▽

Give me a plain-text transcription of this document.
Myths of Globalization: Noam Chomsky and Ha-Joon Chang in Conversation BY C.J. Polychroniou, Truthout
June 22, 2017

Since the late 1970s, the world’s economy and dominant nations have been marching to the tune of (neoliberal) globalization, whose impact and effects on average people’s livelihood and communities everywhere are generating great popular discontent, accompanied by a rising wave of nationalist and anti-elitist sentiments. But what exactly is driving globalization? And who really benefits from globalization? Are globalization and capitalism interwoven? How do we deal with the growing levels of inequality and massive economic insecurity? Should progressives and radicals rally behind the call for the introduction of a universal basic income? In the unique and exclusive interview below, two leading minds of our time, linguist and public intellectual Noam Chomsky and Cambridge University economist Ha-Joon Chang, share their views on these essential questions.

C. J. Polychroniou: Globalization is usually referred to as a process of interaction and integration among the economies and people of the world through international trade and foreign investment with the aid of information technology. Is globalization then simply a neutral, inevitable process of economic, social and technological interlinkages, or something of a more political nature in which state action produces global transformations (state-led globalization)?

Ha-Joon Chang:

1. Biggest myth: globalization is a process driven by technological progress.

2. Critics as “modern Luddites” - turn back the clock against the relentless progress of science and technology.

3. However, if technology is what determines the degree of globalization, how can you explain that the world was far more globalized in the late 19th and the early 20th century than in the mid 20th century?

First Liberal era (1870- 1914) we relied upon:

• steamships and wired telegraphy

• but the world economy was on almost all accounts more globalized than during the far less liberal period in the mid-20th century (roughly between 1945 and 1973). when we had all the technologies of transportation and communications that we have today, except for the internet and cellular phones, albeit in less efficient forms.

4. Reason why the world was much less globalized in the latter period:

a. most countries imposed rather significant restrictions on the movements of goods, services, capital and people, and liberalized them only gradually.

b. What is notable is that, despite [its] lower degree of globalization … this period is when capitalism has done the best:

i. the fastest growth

△
▽

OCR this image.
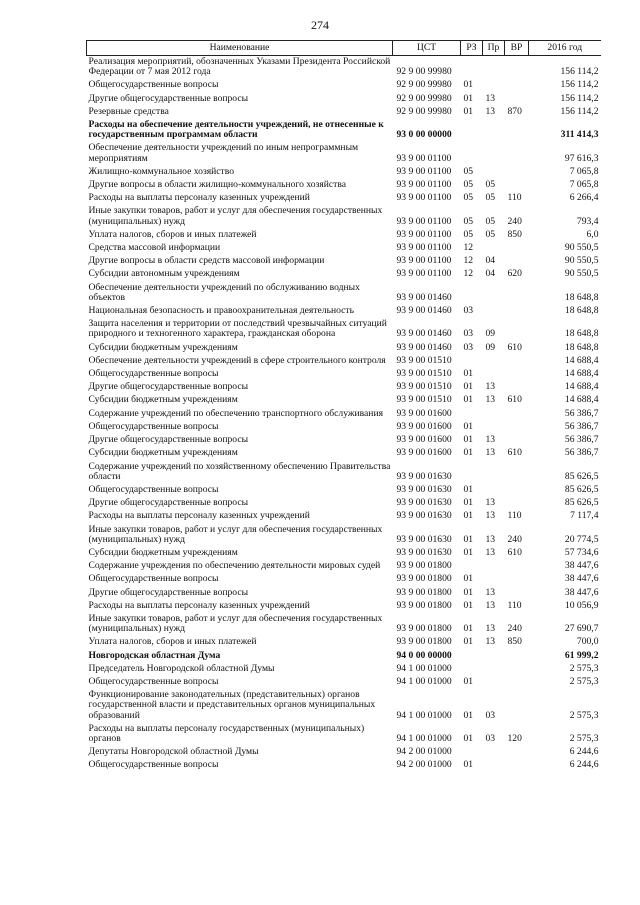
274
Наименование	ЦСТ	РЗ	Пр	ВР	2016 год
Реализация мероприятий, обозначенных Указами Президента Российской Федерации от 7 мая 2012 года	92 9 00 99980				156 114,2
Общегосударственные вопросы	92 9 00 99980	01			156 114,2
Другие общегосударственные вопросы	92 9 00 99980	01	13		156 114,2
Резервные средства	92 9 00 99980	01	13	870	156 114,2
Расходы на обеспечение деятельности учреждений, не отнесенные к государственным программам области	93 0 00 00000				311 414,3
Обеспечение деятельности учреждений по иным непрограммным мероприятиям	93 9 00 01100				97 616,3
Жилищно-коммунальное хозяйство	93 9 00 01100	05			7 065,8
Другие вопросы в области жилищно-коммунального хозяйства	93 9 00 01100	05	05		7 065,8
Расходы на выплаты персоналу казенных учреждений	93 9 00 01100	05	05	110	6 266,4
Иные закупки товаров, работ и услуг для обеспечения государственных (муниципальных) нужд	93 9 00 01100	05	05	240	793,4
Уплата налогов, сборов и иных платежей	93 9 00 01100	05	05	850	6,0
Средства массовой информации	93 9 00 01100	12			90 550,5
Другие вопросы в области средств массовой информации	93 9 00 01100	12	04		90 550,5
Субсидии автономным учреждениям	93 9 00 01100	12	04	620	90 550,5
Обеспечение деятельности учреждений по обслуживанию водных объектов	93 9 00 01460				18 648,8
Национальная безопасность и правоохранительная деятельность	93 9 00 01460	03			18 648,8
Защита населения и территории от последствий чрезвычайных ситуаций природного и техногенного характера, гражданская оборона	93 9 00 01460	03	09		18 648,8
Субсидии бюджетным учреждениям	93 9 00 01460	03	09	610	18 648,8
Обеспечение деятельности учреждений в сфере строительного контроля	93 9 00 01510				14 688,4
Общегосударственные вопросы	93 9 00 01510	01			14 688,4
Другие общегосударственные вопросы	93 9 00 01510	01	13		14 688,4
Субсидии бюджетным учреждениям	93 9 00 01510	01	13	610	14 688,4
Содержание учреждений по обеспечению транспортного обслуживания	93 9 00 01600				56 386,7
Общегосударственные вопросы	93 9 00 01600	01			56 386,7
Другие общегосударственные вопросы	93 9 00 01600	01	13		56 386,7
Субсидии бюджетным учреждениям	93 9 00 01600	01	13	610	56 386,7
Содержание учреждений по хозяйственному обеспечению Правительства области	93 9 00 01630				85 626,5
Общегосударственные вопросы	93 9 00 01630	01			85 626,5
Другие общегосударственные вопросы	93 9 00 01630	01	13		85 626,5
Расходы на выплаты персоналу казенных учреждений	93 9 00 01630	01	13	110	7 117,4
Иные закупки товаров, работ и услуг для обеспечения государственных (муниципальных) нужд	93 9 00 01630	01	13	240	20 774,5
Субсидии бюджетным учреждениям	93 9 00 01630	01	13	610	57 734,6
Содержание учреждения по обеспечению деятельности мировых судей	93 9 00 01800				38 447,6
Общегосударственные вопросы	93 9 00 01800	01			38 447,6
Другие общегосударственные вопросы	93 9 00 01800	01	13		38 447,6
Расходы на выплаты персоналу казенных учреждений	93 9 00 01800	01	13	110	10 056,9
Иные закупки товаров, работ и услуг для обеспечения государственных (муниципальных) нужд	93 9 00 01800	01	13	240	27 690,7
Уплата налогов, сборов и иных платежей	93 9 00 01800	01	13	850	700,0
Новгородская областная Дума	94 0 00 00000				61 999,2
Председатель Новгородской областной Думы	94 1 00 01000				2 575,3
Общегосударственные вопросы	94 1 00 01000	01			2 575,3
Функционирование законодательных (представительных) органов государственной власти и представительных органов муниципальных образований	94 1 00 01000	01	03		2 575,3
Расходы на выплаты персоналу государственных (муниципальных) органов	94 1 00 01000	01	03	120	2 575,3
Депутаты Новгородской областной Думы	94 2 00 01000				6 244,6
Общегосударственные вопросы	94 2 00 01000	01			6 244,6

△

## What is being asked
All lines above containing the string "деятельности" are to be collected.

## Written solution
Расходы на обеспечение деятельности учреждений, не отнесенные к государственным программам области	93 0 00 00000				311 414,3
Обеспечение деятельности учреждений по иным непрограммным мероприятиям	93 9 00 01100				97 616,3
Обеспечение деятельности учреждений по обслуживанию водных объектов	93 9 00 01460				18 648,8
Обеспечение деятельности учреждений в сфере строительного контроля	93 9 00 01510				14 688,4
Содержание учреждения по обеспечению деятельности мировых судей	93 9 00 01800				38 447,6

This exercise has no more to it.